> **MATERIAL FOR THE TASK**:
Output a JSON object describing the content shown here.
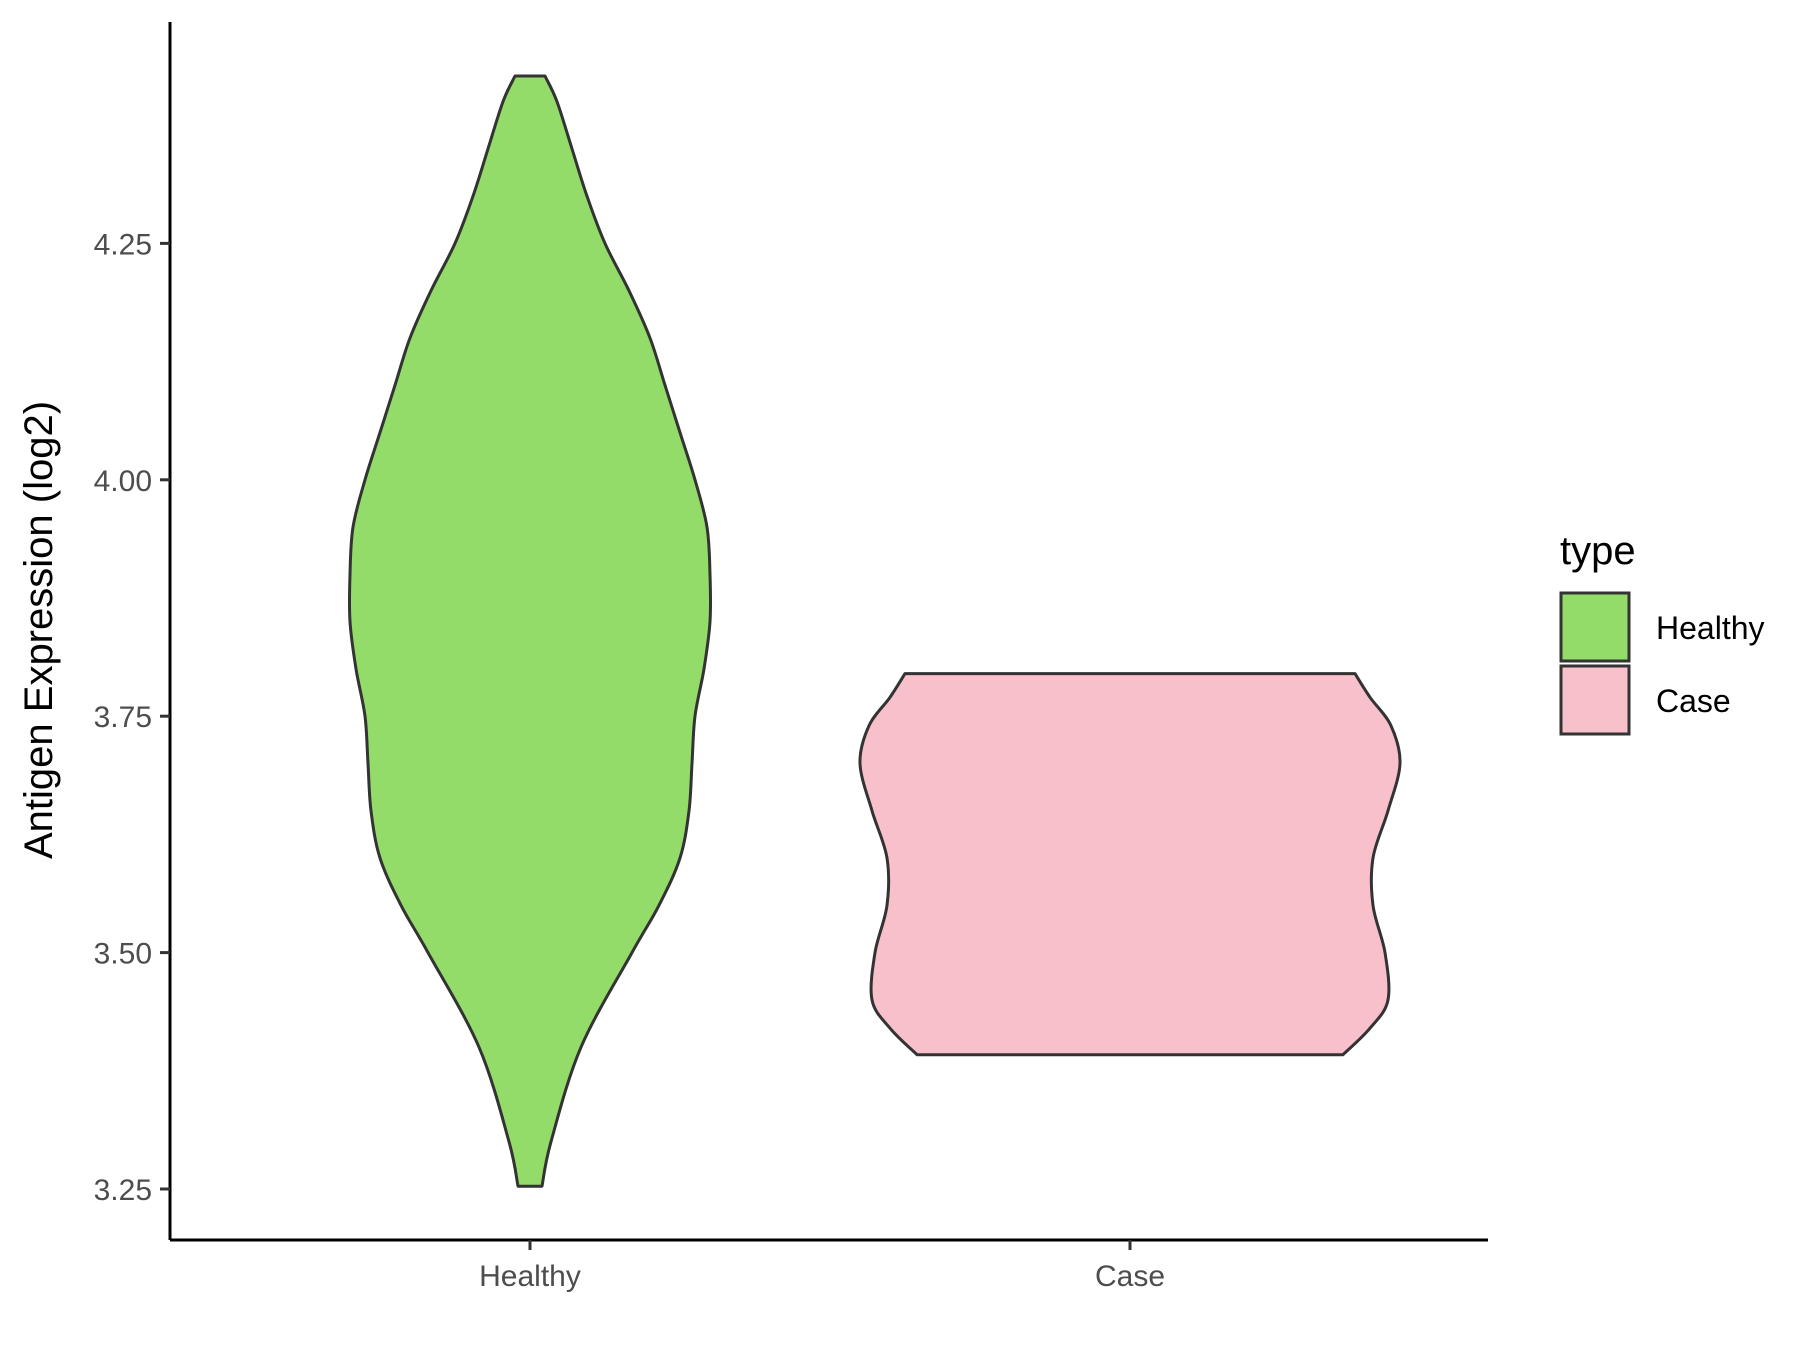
{
  "chart_data": {
    "type": "violin",
    "ylabel": "Antigen Expression (log2)",
    "xlabel": "",
    "categories": [
      "Healthy",
      "Case"
    ],
    "ylim": [
      3.2,
      4.47
    ],
    "yticks": [
      3.25,
      3.5,
      3.75,
      4.0,
      4.25
    ],
    "ytick_labels": [
      "3.25",
      "3.50",
      "3.75",
      "4.00",
      "4.25"
    ],
    "grid": false,
    "legend": {
      "title": "type",
      "position": "right",
      "entries": [
        {
          "label": "Healthy",
          "color": "#93dc6a"
        },
        {
          "label": "Case",
          "color": "#f7c0cb"
        }
      ]
    },
    "series": [
      {
        "name": "Healthy",
        "color": "#93dc6a",
        "min": 3.253,
        "max": 4.427,
        "density_profile": [
          [
            3.253,
            0.04
          ],
          [
            3.3,
            0.07
          ],
          [
            3.4,
            0.17
          ],
          [
            3.5,
            0.34
          ],
          [
            3.55,
            0.43
          ],
          [
            3.6,
            0.5
          ],
          [
            3.65,
            0.53
          ],
          [
            3.7,
            0.54
          ],
          [
            3.75,
            0.55
          ],
          [
            3.8,
            0.58
          ],
          [
            3.85,
            0.6
          ],
          [
            3.9,
            0.6
          ],
          [
            3.95,
            0.59
          ],
          [
            4.0,
            0.55
          ],
          [
            4.05,
            0.5
          ],
          [
            4.1,
            0.45
          ],
          [
            4.15,
            0.4
          ],
          [
            4.2,
            0.33
          ],
          [
            4.25,
            0.25
          ],
          [
            4.3,
            0.19
          ],
          [
            4.35,
            0.14
          ],
          [
            4.4,
            0.09
          ],
          [
            4.427,
            0.05
          ]
        ]
      },
      {
        "name": "Case",
        "color": "#f7c0cb",
        "min": 3.392,
        "max": 3.795,
        "density_profile": [
          [
            3.392,
            0.71
          ],
          [
            3.42,
            0.8
          ],
          [
            3.45,
            0.86
          ],
          [
            3.5,
            0.85
          ],
          [
            3.55,
            0.81
          ],
          [
            3.6,
            0.81
          ],
          [
            3.65,
            0.86
          ],
          [
            3.7,
            0.9
          ],
          [
            3.74,
            0.87
          ],
          [
            3.77,
            0.8
          ],
          [
            3.795,
            0.75
          ]
        ]
      }
    ],
    "outline_color": "#333333"
  }
}
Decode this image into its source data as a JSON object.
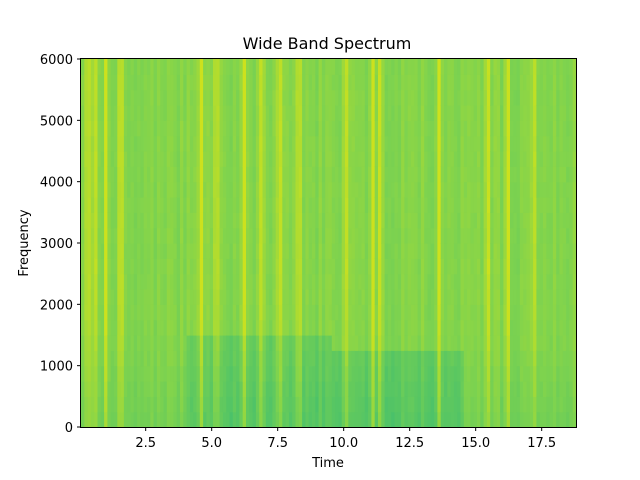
{
  "chart_data": {
    "type": "heatmap",
    "title": "Wide Band Spectrum",
    "xlabel": "Time",
    "ylabel": "Frequency",
    "xlim": [
      0.05,
      18.8
    ],
    "ylim": [
      0,
      6000
    ],
    "xticks": [
      2.5,
      5.0,
      7.5,
      10.0,
      12.5,
      15.0,
      17.5
    ],
    "xtick_labels": [
      "2.5",
      "5.0",
      "7.5",
      "10.0",
      "12.5",
      "15.0",
      "17.5"
    ],
    "yticks": [
      0,
      1000,
      2000,
      3000,
      4000,
      5000,
      6000
    ],
    "ytick_labels": [
      "0",
      "1000",
      "2000",
      "3000",
      "4000",
      "5000",
      "6000"
    ],
    "grid": false,
    "colormap": "viridis",
    "colors": {
      "low": "#3dbd71",
      "mid": "#7fd34e",
      "high": "#cde11d"
    },
    "bright_bands_time": [
      0.3,
      0.6,
      1.0,
      1.55,
      4.6,
      5.2,
      6.25,
      6.9,
      7.55,
      8.3,
      10.1,
      11.1,
      11.35,
      13.6,
      15.45,
      16.2,
      17.2
    ],
    "quiet_regions": [
      {
        "time_range": [
          4.0,
          9.5
        ],
        "freq_range": [
          0,
          1500
        ],
        "level": "low"
      },
      {
        "time_range": [
          9.5,
          14.5
        ],
        "freq_range": [
          0,
          1300
        ],
        "level": "low"
      }
    ]
  }
}
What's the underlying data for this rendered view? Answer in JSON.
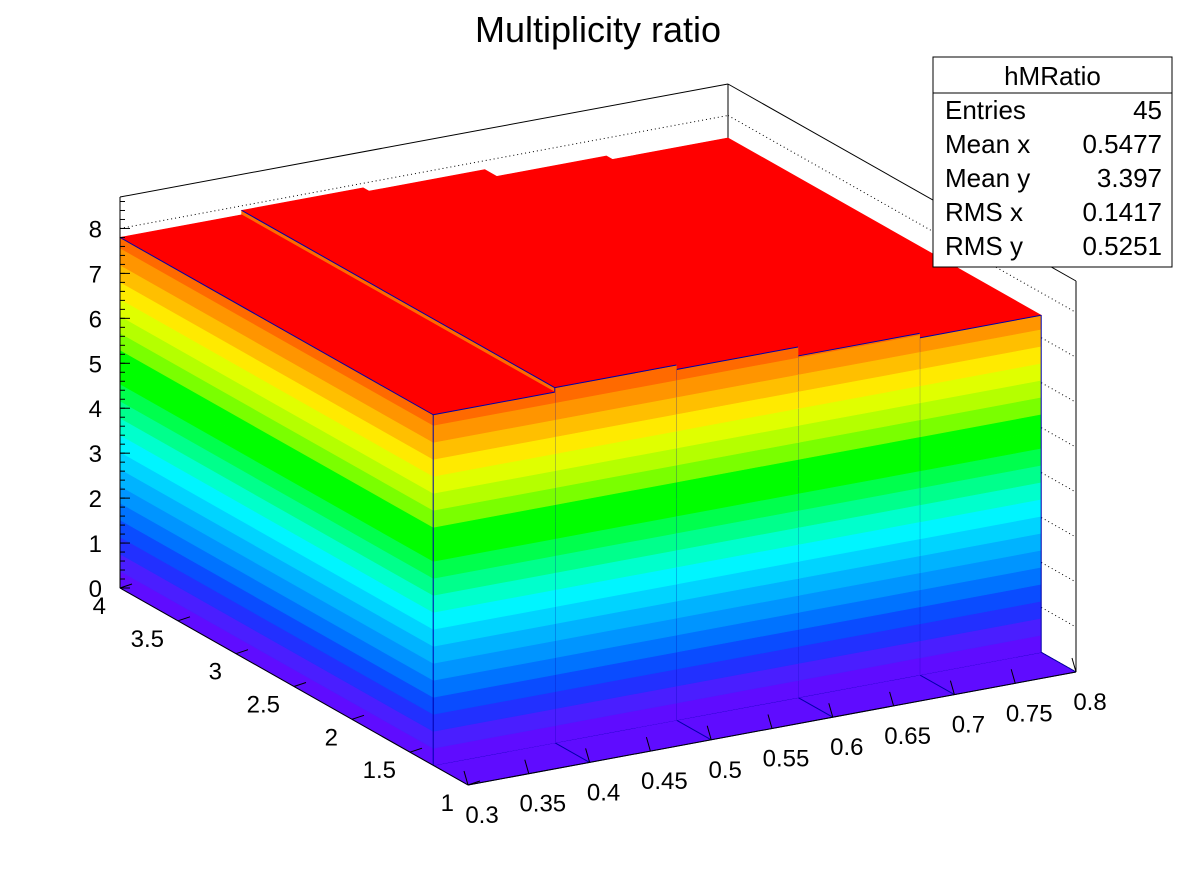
{
  "chart_data": {
    "type": "lego",
    "histogram_name": "hMRatio",
    "title": "Multiplicity ratio",
    "xlabel": "",
    "ylabel": "",
    "zlabel": "",
    "xlim": [
      0.3,
      0.8
    ],
    "ylim": [
      1,
      4
    ],
    "zlim": [
      0,
      8.7
    ],
    "x_ticks": [
      "0.3",
      "0.35",
      "0.4",
      "0.45",
      "0.5",
      "0.55",
      "0.6",
      "0.65",
      "0.7",
      "0.75",
      "0.8"
    ],
    "y_ticks": [
      "1",
      "1.5",
      "2",
      "2.5",
      "3",
      "3.5",
      "4"
    ],
    "z_ticks": [
      "0",
      "1",
      "2",
      "3",
      "4",
      "5",
      "6",
      "7",
      "8"
    ],
    "x_bin_edges": [
      0.3,
      0.4,
      0.5,
      0.6,
      0.7,
      0.8
    ],
    "y_bin_edges": [
      1.0,
      1.3,
      4.0
    ],
    "bins": [
      {
        "x": [
          0.3,
          0.4
        ],
        "y": [
          1.3,
          4.0
        ],
        "z": 7.8
      },
      {
        "x": [
          0.4,
          0.5
        ],
        "y": [
          1.3,
          4.0
        ],
        "z": 7.9
      },
      {
        "x": [
          0.5,
          0.6
        ],
        "y": [
          1.3,
          4.0
        ],
        "z": 7.8
      },
      {
        "x": [
          0.6,
          0.7
        ],
        "y": [
          1.3,
          4.0
        ],
        "z": 7.6
      },
      {
        "x": [
          0.7,
          0.8
        ],
        "y": [
          1.3,
          4.0
        ],
        "z": 7.5
      }
    ],
    "palette": [
      "#5f0cff",
      "#4a1eff",
      "#2230ff",
      "#0a4cff",
      "#0073ff",
      "#0095ff",
      "#00b3ff",
      "#00d4ff",
      "#00f5ff",
      "#00ffcc",
      "#00ff8c",
      "#00ff4d",
      "#00ff00",
      "#33ff00",
      "#7aff00",
      "#b5ff00",
      "#e0ff00",
      "#ffea00",
      "#ffbf00",
      "#ff9500",
      "#ff6a00",
      "#ff3d00",
      "#ff0000"
    ],
    "grid": true,
    "legend": "top-right"
  },
  "stats_box": {
    "title": "hMRatio",
    "rows": [
      {
        "label": "Entries",
        "value": "45"
      },
      {
        "label": "Mean x",
        "value": "0.5477"
      },
      {
        "label": "Mean y",
        "value": "3.397"
      },
      {
        "label": "RMS x",
        "value": "0.1417"
      },
      {
        "label": "RMS y",
        "value": "0.5251"
      }
    ]
  }
}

> **GOAL**:
Apart from the pictures, the entries above are to be repeated in full and exactly.

> **CORRECT OUTPUT**:
Output a JSON object describing the content shown here.
{
  "chart_data": {
    "type": "violin",
    "ylabel": "Antigen Expression (log2)",
    "xlabel": "",
    "categories": [
      "Healthy",
      "Case"
    ],
    "ylim": [
      3.2,
      4.47
    ],
    "yticks": [
      3.25,
      3.5,
      3.75,
      4.0,
      4.25
    ],
    "ytick_labels": [
      "3.25",
      "3.50",
      "3.75",
      "4.00",
      "4.25"
    ],
    "grid": false,
    "legend": {
      "title": "type",
      "position": "right",
      "entries": [
        {
          "label": "Healthy",
          "color": "#93dc6a"
        },
        {
          "label": "Case",
          "color": "#f7c0cb"
        }
      ]
    },
    "series": [
      {
        "name": "Healthy",
        "color": "#93dc6a",
        "min": 3.253,
        "max": 4.427,
        "density_profile": [
          [
            3.253,
            0.04
          ],
          [
            3.3,
            0.07
          ],
          [
            3.4,
            0.17
          ],
          [
            3.5,
            0.34
          ],
          [
            3.55,
            0.43
          ],
          [
            3.6,
            0.5
          ],
          [
            3.65,
            0.53
          ],
          [
            3.7,
            0.54
          ],
          [
            3.75,
            0.55
          ],
          [
            3.8,
            0.58
          ],
          [
            3.85,
            0.6
          ],
          [
            3.9,
            0.6
          ],
          [
            3.95,
            0.59
          ],
          [
            4.0,
            0.55
          ],
          [
            4.05,
            0.5
          ],
          [
            4.1,
            0.45
          ],
          [
            4.15,
            0.4
          ],
          [
            4.2,
            0.33
          ],
          [
            4.25,
            0.25
          ],
          [
            4.3,
            0.19
          ],
          [
            4.35,
            0.14
          ],
          [
            4.4,
            0.09
          ],
          [
            4.427,
            0.05
          ]
        ]
      },
      {
        "name": "Case",
        "color": "#f7c0cb",
        "min": 3.392,
        "max": 3.795,
        "density_profile": [
          [
            3.392,
            0.71
          ],
          [
            3.42,
            0.8
          ],
          [
            3.45,
            0.86
          ],
          [
            3.5,
            0.85
          ],
          [
            3.55,
            0.81
          ],
          [
            3.6,
            0.81
          ],
          [
            3.65,
            0.86
          ],
          [
            3.7,
            0.9
          ],
          [
            3.74,
            0.87
          ],
          [
            3.77,
            0.8
          ],
          [
            3.795,
            0.75
          ]
        ]
      }
    ],
    "outline_color": "#333333"
  }
}
Decode this image into its source data as a JSON object.
{
  "chart_data": {
    "type": "heatmap",
    "title": "Wide Band Spectrum",
    "xlabel": "Time",
    "ylabel": "Frequency",
    "xlim": [
      0.05,
      18.8
    ],
    "ylim": [
      0,
      6000
    ],
    "xticks": [
      2.5,
      5.0,
      7.5,
      10.0,
      12.5,
      15.0,
      17.5
    ],
    "xtick_labels": [
      "2.5",
      "5.0",
      "7.5",
      "10.0",
      "12.5",
      "15.0",
      "17.5"
    ],
    "yticks": [
      0,
      1000,
      2000,
      3000,
      4000,
      5000,
      6000
    ],
    "ytick_labels": [
      "0",
      "1000",
      "2000",
      "3000",
      "4000",
      "5000",
      "6000"
    ],
    "grid": false,
    "colormap": "viridis",
    "colors": {
      "low": "#3dbd71",
      "mid": "#7fd34e",
      "high": "#cde11d"
    },
    "bright_bands_time": [
      0.3,
      0.6,
      1.0,
      1.55,
      4.6,
      5.2,
      6.25,
      6.9,
      7.55,
      8.3,
      10.1,
      11.1,
      11.35,
      13.6,
      15.45,
      16.2,
      17.2
    ],
    "quiet_regions": [
      {
        "time_range": [
          4.0,
          9.5
        ],
        "freq_range": [
          0,
          1500
        ],
        "level": "low"
      },
      {
        "time_range": [
          9.5,
          14.5
        ],
        "freq_range": [
          0,
          1300
        ],
        "level": "low"
      }
    ]
  }
}
What's the underlying data for this rendered view? Answer in JSON.
{
  "chart_data": {
    "type": "lego",
    "histogram_name": "hMRatio",
    "title": "Multiplicity ratio",
    "xlabel": "",
    "ylabel": "",
    "zlabel": "",
    "xlim": [
      0.3,
      0.8
    ],
    "ylim": [
      1,
      4
    ],
    "zlim": [
      0,
      8.7
    ],
    "x_ticks": [
      "0.3",
      "0.35",
      "0.4",
      "0.45",
      "0.5",
      "0.55",
      "0.6",
      "0.65",
      "0.7",
      "0.75",
      "0.8"
    ],
    "y_ticks": [
      "1",
      "1.5",
      "2",
      "2.5",
      "3",
      "3.5",
      "4"
    ],
    "z_ticks": [
      "0",
      "1",
      "2",
      "3",
      "4",
      "5",
      "6",
      "7",
      "8"
    ],
    "x_bin_edges": [
      0.3,
      0.4,
      0.5,
      0.6,
      0.7,
      0.8
    ],
    "y_bin_edges": [
      1.0,
      1.3,
      4.0
    ],
    "bins": [
      {
        "x": [
          0.3,
          0.4
        ],
        "y": [
          1.3,
          4.0
        ],
        "z": 7.8
      },
      {
        "x": [
          0.4,
          0.5
        ],
        "y": [
          1.3,
          4.0
        ],
        "z": 7.9
      },
      {
        "x": [
          0.5,
          0.6
        ],
        "y": [
          1.3,
          4.0
        ],
        "z": 7.8
      },
      {
        "x": [
          0.6,
          0.7
        ],
        "y": [
          1.3,
          4.0
        ],
        "z": 7.6
      },
      {
        "x": [
          0.7,
          0.8
        ],
        "y": [
          1.3,
          4.0
        ],
        "z": 7.5
      }
    ],
    "palette": [
      "#5f0cff",
      "#4a1eff",
      "#2230ff",
      "#0a4cff",
      "#0073ff",
      "#0095ff",
      "#00b3ff",
      "#00d4ff",
      "#00f5ff",
      "#00ffcc",
      "#00ff8c",
      "#00ff4d",
      "#00ff00",
      "#33ff00",
      "#7aff00",
      "#b5ff00",
      "#e0ff00",
      "#ffea00",
      "#ffbf00",
      "#ff9500",
      "#ff6a00",
      "#ff3d00",
      "#ff0000"
    ],
    "grid": true,
    "legend": "top-right"
  },
  "stats_box": {
    "title": "hMRatio",
    "rows": [
      {
        "label": "Entries",
        "value": "45"
      },
      {
        "label": "Mean x",
        "value": "0.5477"
      },
      {
        "label": "Mean y",
        "value": "3.397"
      },
      {
        "label": "RMS x",
        "value": "0.1417"
      },
      {
        "label": "RMS y",
        "value": "0.5251"
      }
    ]
  }
}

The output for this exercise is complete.